MATERIALS PROVIDED —
================================

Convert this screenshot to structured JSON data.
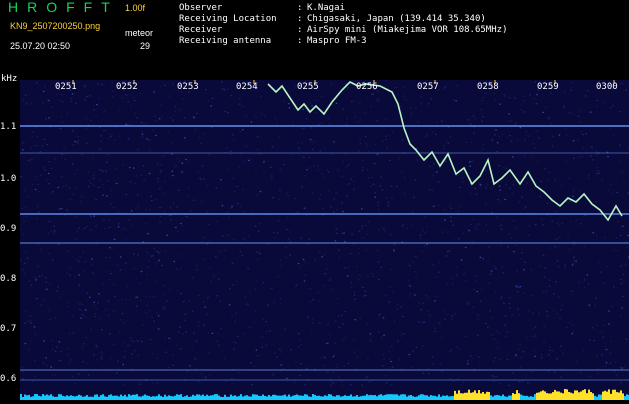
{
  "header": {
    "app_title": "HROFFT",
    "app_version": "1.00f",
    "file_name": "KN9_2507200250.png",
    "mode": "meteor",
    "date_time": "25.07.20 02:50",
    "count": "29"
  },
  "info": [
    {
      "key": "Observer",
      "value": "K.Nagai"
    },
    {
      "key": "Receiving Location",
      "value": "Chigasaki, Japan (139.414 35.340)"
    },
    {
      "key": "Receiver",
      "value": "AirSpy mini (Miakejima VOR 108.65MHz)"
    },
    {
      "key": "Receiving antenna",
      "value": "Maspro FM-3"
    }
  ],
  "spectrogram": {
    "freq_unit": "kHz",
    "y_ticks": [
      "1.1",
      "1.0",
      "0.9",
      "0.8",
      "0.7",
      "0.6"
    ],
    "x_ticks": [
      "0251",
      "0252",
      "0253",
      "0254",
      "0255",
      "0256",
      "0257",
      "0258",
      "0259",
      "0300"
    ],
    "colors": {
      "background": "#0a0a3a",
      "line": "#6fa0ff",
      "trace": "#b9f6c4",
      "bar_low": "#14c8ff",
      "bar_high": "#ffe12a"
    }
  }
}
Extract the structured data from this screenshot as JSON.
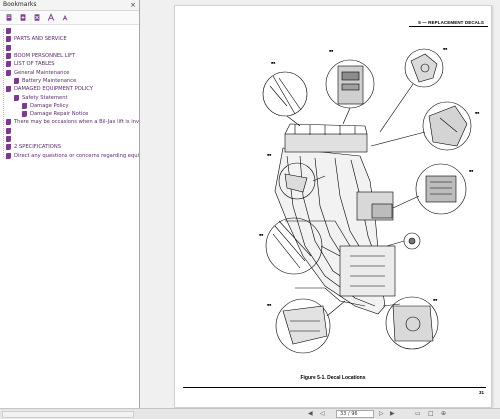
{
  "panel": {
    "title": "Bookmarks",
    "close_glyph": "×"
  },
  "toolbar": {
    "icons": [
      "bookmark-expand-icon",
      "bookmark-new-icon",
      "bookmark-delete-icon",
      "text-increase-icon",
      "text-decrease-icon"
    ]
  },
  "bookmarks": [
    {
      "label": "",
      "level": 0
    },
    {
      "label": "PARTS AND SERVICE",
      "level": 0
    },
    {
      "label": "",
      "level": 0
    },
    {
      "label": "BOOM PERSONNEL LIFT",
      "level": 0
    },
    {
      "label": "LIST OF TABLES",
      "level": 0
    },
    {
      "label": "General Maintenance",
      "level": 0
    },
    {
      "label": "Battery Maintenance",
      "level": 1
    },
    {
      "label": "DAMAGED EQUIPMENT POLICY",
      "level": 0
    },
    {
      "label": "Safety Statement",
      "level": 1
    },
    {
      "label": "Damage Policy",
      "level": 2
    },
    {
      "label": "Damage Repair Notice",
      "level": 2
    },
    {
      "label": "There may be occasions when a Bil-Jax lift is involv",
      "level": 0
    },
    {
      "label": "",
      "level": 0
    },
    {
      "label": "",
      "level": 0
    },
    {
      "label": "2 SPECIFICATIONS",
      "level": 0
    },
    {
      "label": "Direct any questions or concerns regarding equip",
      "level": 0
    }
  ],
  "document": {
    "running_header": "5 — REPLACEMENT DECALS",
    "figure_caption": "Figure 5-1.  Decal Locations",
    "page_number": "31"
  },
  "status": {
    "page_indicator": "33 / 96"
  },
  "colors": {
    "bookmark_icon": "#7a3d8c",
    "bookmark_text": "#5a2a6a"
  }
}
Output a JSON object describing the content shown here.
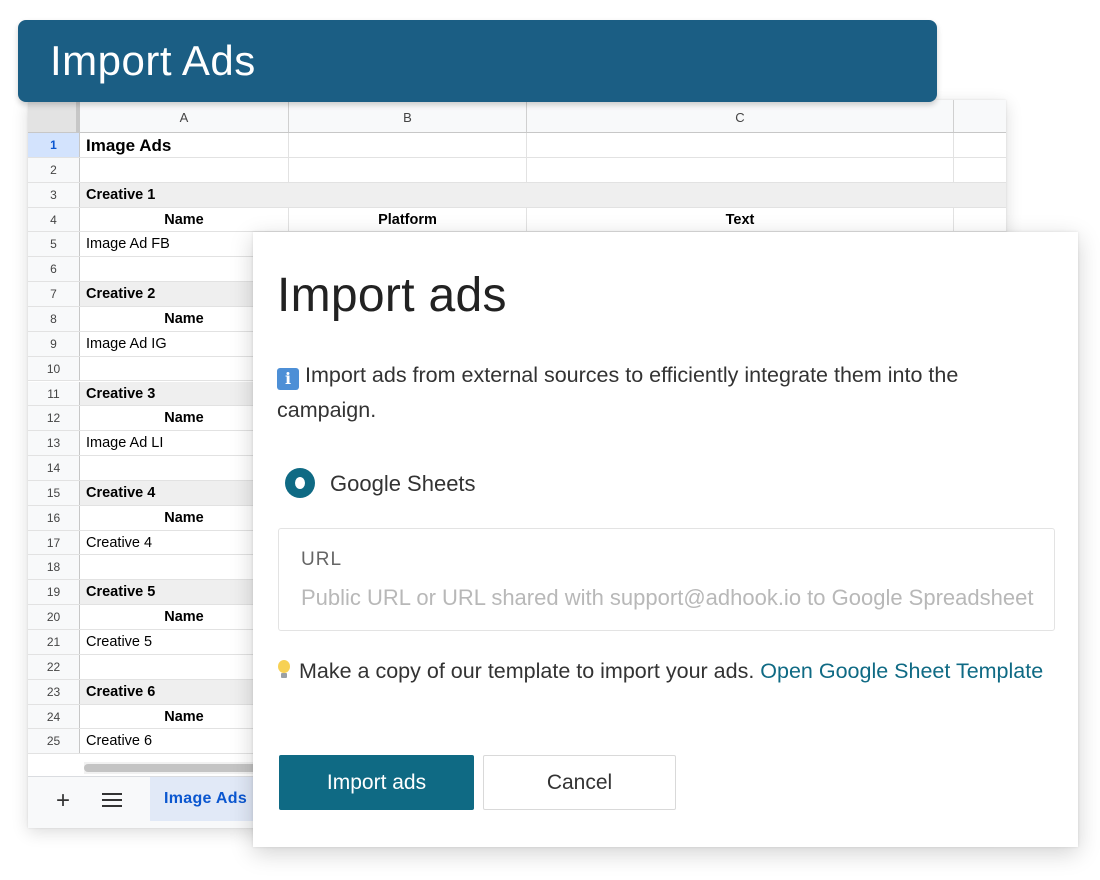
{
  "banner": {
    "title": "Import Ads"
  },
  "sheet": {
    "columns": [
      "A",
      "B",
      "C"
    ],
    "rows": [
      {
        "num": "1",
        "a": "Image Ads",
        "b": "",
        "c": "",
        "style": "title"
      },
      {
        "num": "2",
        "a": "",
        "b": "",
        "c": "",
        "style": "blank"
      },
      {
        "num": "3",
        "a": "Creative 1",
        "b": "",
        "c": "",
        "style": "section"
      },
      {
        "num": "4",
        "a": "Name",
        "b": "Platform",
        "c": "Text",
        "style": "header"
      },
      {
        "num": "5",
        "a": "Image Ad FB",
        "b": "",
        "c": "",
        "style": "data"
      },
      {
        "num": "6",
        "a": "",
        "b": "",
        "c": "",
        "style": "blank"
      },
      {
        "num": "7",
        "a": "Creative 2",
        "b": "",
        "c": "",
        "style": "section"
      },
      {
        "num": "8",
        "a": "Name",
        "b": "",
        "c": "",
        "style": "header"
      },
      {
        "num": "9",
        "a": "Image Ad IG",
        "b": "",
        "c": "",
        "style": "data"
      },
      {
        "num": "10",
        "a": "",
        "b": "",
        "c": "",
        "style": "blank"
      },
      {
        "num": "11",
        "a": "Creative 3",
        "b": "",
        "c": "",
        "style": "section"
      },
      {
        "num": "12",
        "a": "Name",
        "b": "",
        "c": "",
        "style": "header"
      },
      {
        "num": "13",
        "a": "Image Ad LI",
        "b": "",
        "c": "",
        "style": "data"
      },
      {
        "num": "14",
        "a": "",
        "b": "",
        "c": "",
        "style": "blank"
      },
      {
        "num": "15",
        "a": "Creative 4",
        "b": "",
        "c": "",
        "style": "section"
      },
      {
        "num": "16",
        "a": "Name",
        "b": "",
        "c": "",
        "style": "header"
      },
      {
        "num": "17",
        "a": "Creative 4",
        "b": "",
        "c": "",
        "style": "data"
      },
      {
        "num": "18",
        "a": "",
        "b": "",
        "c": "",
        "style": "blank"
      },
      {
        "num": "19",
        "a": "Creative 5",
        "b": "",
        "c": "",
        "style": "section"
      },
      {
        "num": "20",
        "a": "Name",
        "b": "",
        "c": "",
        "style": "header"
      },
      {
        "num": "21",
        "a": "Creative 5",
        "b": "",
        "c": "",
        "style": "data"
      },
      {
        "num": "22",
        "a": "",
        "b": "",
        "c": "",
        "style": "blank"
      },
      {
        "num": "23",
        "a": "Creative 6",
        "b": "",
        "c": "",
        "style": "section"
      },
      {
        "num": "24",
        "a": "Name",
        "b": "",
        "c": "",
        "style": "header"
      },
      {
        "num": "25",
        "a": "Creative 6",
        "b": "",
        "c": "",
        "style": "data"
      }
    ],
    "tabs": {
      "add": "+",
      "active": "Image Ads"
    }
  },
  "dialog": {
    "title": "Import ads",
    "info_icon": "i",
    "info_text": "Import ads from external sources to efficiently integrate them into the campaign.",
    "source_option": "Google Sheets",
    "url_label": "URL",
    "url_placeholder": "Public URL or URL shared with support@adhook.io to Google Spreadsheet",
    "url_value": "",
    "tip_text": "Make a copy of our template to import your ads.",
    "tip_link": "Open Google Sheet Template",
    "primary_button": "Import ads",
    "secondary_button": "Cancel"
  },
  "colors": {
    "banner": "#1b5e84",
    "accent": "#0f6a84",
    "sheet_tab": "#0b57d0"
  },
  "icons": {
    "info": "info-icon",
    "tip": "lightbulb-icon",
    "add_sheet": "plus-icon",
    "all_sheets": "hamburger-menu-icon"
  }
}
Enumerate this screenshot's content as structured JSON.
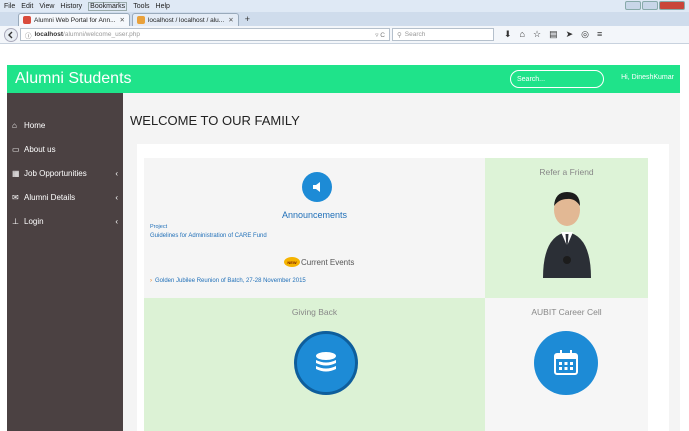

================================

GIVEN INSTRUCTION — Leave out every line without the string "Maintenance" and copy the rest.

ANSWER FOR THE TASK —
      "label": "General Maintenance",
      "label": "Battery Maintenance",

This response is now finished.